→ PROBLEM DETAILS
Copy out all lines carrying the word "화물자동차".

-- Begin MATERIAL FOR THE TASK --

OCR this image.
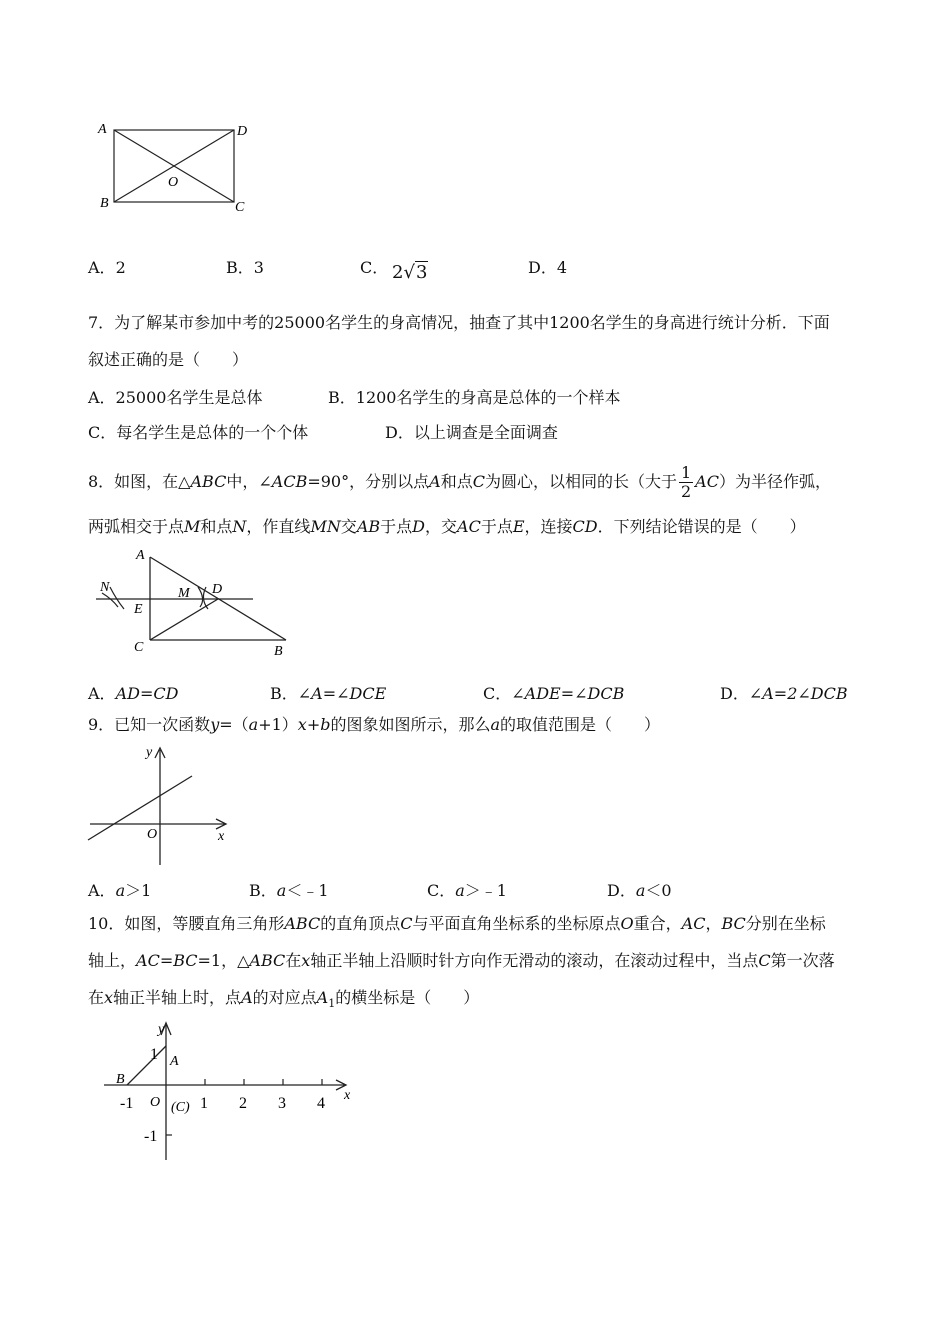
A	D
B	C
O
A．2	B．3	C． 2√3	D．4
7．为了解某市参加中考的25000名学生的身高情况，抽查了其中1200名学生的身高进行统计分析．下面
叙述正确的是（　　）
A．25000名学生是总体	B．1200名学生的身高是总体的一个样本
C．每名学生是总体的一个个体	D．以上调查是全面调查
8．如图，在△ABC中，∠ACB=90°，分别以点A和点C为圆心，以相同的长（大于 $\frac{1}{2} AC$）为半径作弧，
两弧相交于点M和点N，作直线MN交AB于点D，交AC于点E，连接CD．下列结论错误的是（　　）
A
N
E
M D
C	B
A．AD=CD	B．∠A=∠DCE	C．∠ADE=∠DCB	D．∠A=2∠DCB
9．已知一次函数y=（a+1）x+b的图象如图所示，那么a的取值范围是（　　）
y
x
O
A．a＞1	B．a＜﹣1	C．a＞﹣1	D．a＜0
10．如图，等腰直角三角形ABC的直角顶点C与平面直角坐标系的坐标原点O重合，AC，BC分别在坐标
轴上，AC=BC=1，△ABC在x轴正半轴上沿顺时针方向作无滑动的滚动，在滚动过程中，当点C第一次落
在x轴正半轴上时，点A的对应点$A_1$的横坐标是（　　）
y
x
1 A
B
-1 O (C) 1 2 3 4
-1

-- End MATERIAL FOR THE TASK --
-- Begin MATERIAL FOR THE TASK --

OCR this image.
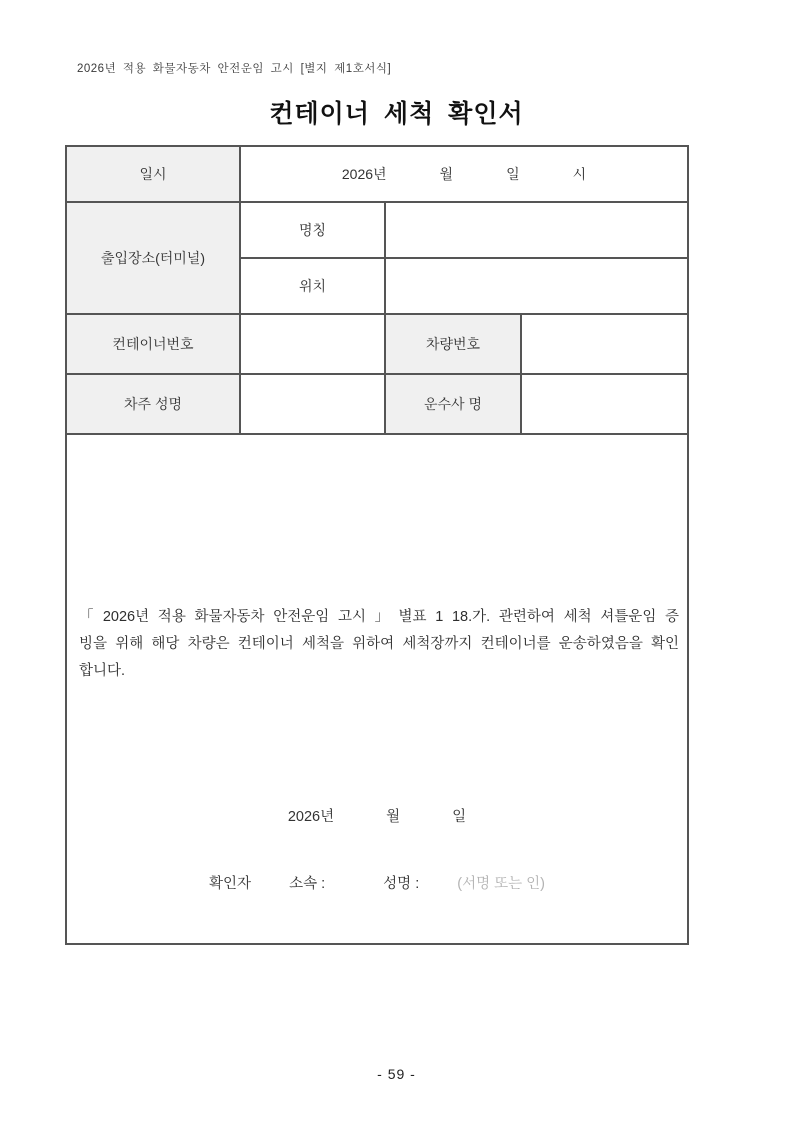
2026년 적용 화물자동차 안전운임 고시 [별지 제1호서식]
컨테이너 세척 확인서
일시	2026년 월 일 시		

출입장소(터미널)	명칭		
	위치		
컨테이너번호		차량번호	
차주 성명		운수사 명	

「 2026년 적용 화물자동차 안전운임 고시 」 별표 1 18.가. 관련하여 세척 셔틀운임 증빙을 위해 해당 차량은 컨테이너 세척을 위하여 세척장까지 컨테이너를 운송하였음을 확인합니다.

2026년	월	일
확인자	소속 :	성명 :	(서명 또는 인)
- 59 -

-- End MATERIAL FOR THE TASK --
-- Begin MATERIAL FOR THE TASK --

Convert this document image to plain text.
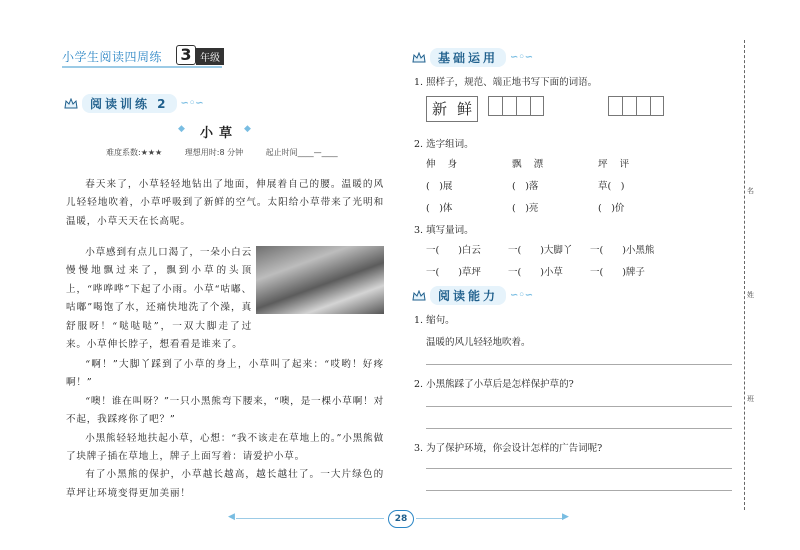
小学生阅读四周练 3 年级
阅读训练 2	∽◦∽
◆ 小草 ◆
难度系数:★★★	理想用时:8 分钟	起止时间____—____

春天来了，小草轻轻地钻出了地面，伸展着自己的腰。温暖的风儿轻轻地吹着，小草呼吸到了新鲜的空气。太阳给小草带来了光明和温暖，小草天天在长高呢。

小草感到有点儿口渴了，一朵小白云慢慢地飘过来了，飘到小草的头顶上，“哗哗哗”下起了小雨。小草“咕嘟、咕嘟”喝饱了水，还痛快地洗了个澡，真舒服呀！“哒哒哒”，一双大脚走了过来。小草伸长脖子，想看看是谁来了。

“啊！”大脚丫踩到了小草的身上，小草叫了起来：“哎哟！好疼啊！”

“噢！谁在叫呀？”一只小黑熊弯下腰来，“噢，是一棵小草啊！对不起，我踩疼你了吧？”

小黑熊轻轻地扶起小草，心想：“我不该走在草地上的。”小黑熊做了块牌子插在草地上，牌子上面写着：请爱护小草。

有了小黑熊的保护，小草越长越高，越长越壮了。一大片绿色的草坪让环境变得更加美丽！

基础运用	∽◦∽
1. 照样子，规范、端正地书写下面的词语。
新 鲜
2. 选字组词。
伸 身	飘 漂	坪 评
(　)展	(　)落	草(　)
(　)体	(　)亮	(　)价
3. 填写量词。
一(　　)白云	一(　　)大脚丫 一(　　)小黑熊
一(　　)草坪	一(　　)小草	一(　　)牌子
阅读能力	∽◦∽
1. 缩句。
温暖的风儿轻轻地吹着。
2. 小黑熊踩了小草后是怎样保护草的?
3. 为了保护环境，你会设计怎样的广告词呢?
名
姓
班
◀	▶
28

-- End MATERIAL FOR THE TASK --

→ EXPECTED ANSWER
2026년 적용 화물자동차 안전운임 고시 [별지 제1호서식]
「 2026년 적용 화물자동차 안전운임 고시 」 별표 1 18.가. 관련하여 세척 셔틀운임 증빙을 위해 해당 차량은 컨테이너 세척을 위하여 세척장까지 컨테이너를 운송하였음을 확인합니다.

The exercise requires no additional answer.